## [Extrait source]
↓
Prof: Je ne veux pas d’une vocation
Je fais le plus beau métier du monde.
Avec mes élèves, je ris avec mon cœur d’enfant, j’apprends avec eux avec curiosité sur la vie et les accompagne dans leurs découvertes, je choisis chaque jour d’être une meilleure personne et de faire les bons choix, d’écouter leur cœur, de leur offrir des activités électrisantes et ancrées dans leur développement, et j’offre de l’amour d’une source illimitée.
Le mot passion prend tout son sens, et s’épanouit de lui-même.
C’est ce qui se passe lorsque ma porte de classe est fermée.
Et quand la porte s’ouvre?
Quand je l’ouvre, arrive le système. Un système si brisé, qu’il égratigne et blesse les enseignants, abîme leur estime, leur âme, écorche leur intelligence, rabaisse leur expertise. Si on a besoin d’aide, on se jette dans le vide et on peut y laisser sa peau.
C’est un système qui n’offre pas de filet, qui ne sécurise ni ne protège, mais qui juge, qui exige des justifications pour ouvrir un dossier, demande plus de paperasse, met la corde au cou. Un système qui ne nourrit pas, mais laisse sur sa faim. Laisse dans la bouche un sentiment amer d’incompréhension, dans le cœur, un devoir de se battre et se défendre, dans le corps, un sentiment de tempête. Pour des choses trop importantes pour lâcher prise. On ne lâche pas des enfants.
C’est un système qui plutôt que de valoriser les profs, les éteint en leur offrant des choses qui ne répondent pas à leurs besoins. Qui font fi de leur réalité. On s’y méprend parfois avec du dégoût. Un système qui n’a pas été bâti autour des écoles, mais bien au-dessus. Plutôt que de nous relier, coupe le fil. De leur bureau, plutôt que sur le terrain. Une classe devient une île. On se bâtit des ponts entre collègues. Ils peuvent nous sauver de la noyade. Agir comme des phares.
↑
## [Consigne A]
Relevez, dans l'extrait source, les verbes conjugués de la phrase commençant par « Un système si brisé » qui décrivent ce que le système fait aux enseignants.
## [Consigne B]
Pour chaque énoncé, indiquez s'il concorde avec l'extrait source (oui ou non) et citez les mots décisifs de l'extrait : (i) le système a été bâti autour des écoles ; (ii) les ponts entre collègues peuvent sauver de la noyade ; (iii) le système exige des justifications pour ouvrir un dossier.

## [Données fournies]
↓
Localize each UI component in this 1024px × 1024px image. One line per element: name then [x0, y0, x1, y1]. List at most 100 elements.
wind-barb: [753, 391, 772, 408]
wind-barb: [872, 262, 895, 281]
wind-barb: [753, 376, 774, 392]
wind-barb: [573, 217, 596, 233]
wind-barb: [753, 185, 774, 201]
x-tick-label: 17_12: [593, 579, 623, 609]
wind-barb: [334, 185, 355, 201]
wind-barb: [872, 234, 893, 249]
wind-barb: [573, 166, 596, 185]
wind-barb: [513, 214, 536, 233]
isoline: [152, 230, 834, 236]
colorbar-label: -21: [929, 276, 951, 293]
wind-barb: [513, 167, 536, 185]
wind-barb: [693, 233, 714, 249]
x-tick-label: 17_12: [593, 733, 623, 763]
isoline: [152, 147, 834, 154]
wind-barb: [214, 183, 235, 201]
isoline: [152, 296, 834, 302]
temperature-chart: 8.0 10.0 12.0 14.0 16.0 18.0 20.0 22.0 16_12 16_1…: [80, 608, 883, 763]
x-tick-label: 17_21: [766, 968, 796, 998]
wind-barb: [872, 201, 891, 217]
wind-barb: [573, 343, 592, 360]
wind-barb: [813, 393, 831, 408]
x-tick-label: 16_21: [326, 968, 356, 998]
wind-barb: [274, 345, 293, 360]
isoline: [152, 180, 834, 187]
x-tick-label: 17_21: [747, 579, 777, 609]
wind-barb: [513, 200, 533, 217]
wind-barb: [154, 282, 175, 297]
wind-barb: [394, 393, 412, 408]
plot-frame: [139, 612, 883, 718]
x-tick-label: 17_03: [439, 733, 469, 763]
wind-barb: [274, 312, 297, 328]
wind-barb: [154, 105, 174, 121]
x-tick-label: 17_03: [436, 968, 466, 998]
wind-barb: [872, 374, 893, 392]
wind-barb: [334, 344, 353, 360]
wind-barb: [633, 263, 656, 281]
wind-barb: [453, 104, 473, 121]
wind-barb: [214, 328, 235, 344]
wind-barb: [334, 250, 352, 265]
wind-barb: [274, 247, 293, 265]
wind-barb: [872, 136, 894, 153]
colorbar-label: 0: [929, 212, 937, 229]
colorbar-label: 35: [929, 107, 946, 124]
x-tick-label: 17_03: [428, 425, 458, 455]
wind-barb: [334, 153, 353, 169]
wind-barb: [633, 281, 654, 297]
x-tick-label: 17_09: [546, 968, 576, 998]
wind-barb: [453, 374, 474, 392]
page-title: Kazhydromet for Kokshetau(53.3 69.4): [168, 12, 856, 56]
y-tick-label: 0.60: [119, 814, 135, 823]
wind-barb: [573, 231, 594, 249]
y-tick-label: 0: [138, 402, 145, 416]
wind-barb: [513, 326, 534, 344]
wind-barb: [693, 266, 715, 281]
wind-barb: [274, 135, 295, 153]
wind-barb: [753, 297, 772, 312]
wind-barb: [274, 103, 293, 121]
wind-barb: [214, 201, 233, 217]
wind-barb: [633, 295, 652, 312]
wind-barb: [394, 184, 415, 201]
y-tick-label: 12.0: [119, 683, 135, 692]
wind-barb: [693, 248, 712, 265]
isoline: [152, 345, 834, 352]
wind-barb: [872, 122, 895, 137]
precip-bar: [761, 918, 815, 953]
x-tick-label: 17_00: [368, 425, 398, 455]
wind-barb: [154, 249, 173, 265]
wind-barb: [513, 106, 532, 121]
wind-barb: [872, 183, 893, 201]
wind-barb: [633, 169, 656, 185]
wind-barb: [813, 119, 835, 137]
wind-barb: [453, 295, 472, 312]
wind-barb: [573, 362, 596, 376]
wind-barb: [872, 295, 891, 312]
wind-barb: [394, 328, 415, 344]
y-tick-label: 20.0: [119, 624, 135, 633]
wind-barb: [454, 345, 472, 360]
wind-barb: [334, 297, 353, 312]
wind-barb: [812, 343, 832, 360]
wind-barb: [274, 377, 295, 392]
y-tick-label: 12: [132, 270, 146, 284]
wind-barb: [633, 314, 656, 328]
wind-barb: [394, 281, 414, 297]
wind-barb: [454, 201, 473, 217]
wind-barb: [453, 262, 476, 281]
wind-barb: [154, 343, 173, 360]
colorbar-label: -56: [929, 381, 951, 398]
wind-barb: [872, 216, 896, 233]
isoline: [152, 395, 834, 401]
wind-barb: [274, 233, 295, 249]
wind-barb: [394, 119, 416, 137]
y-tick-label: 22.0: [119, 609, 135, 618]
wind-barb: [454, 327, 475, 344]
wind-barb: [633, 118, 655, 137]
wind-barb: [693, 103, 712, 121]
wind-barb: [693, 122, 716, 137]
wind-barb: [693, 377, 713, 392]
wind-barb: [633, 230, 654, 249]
↑
## [Réponse A]
égratigne, blesse, abîme, écorche, rabaisse

## [Réponse B]
(i) Non : « Un système qui n’a pas été bâti autour des écoles, mais bien au-dessus. »
(ii) Oui : « On se bâtit des ponts entre collègues. Ils peuvent nous sauver de la noyade. »
(iii) Oui : « qui exige des justifications pour ouvrir un dossier »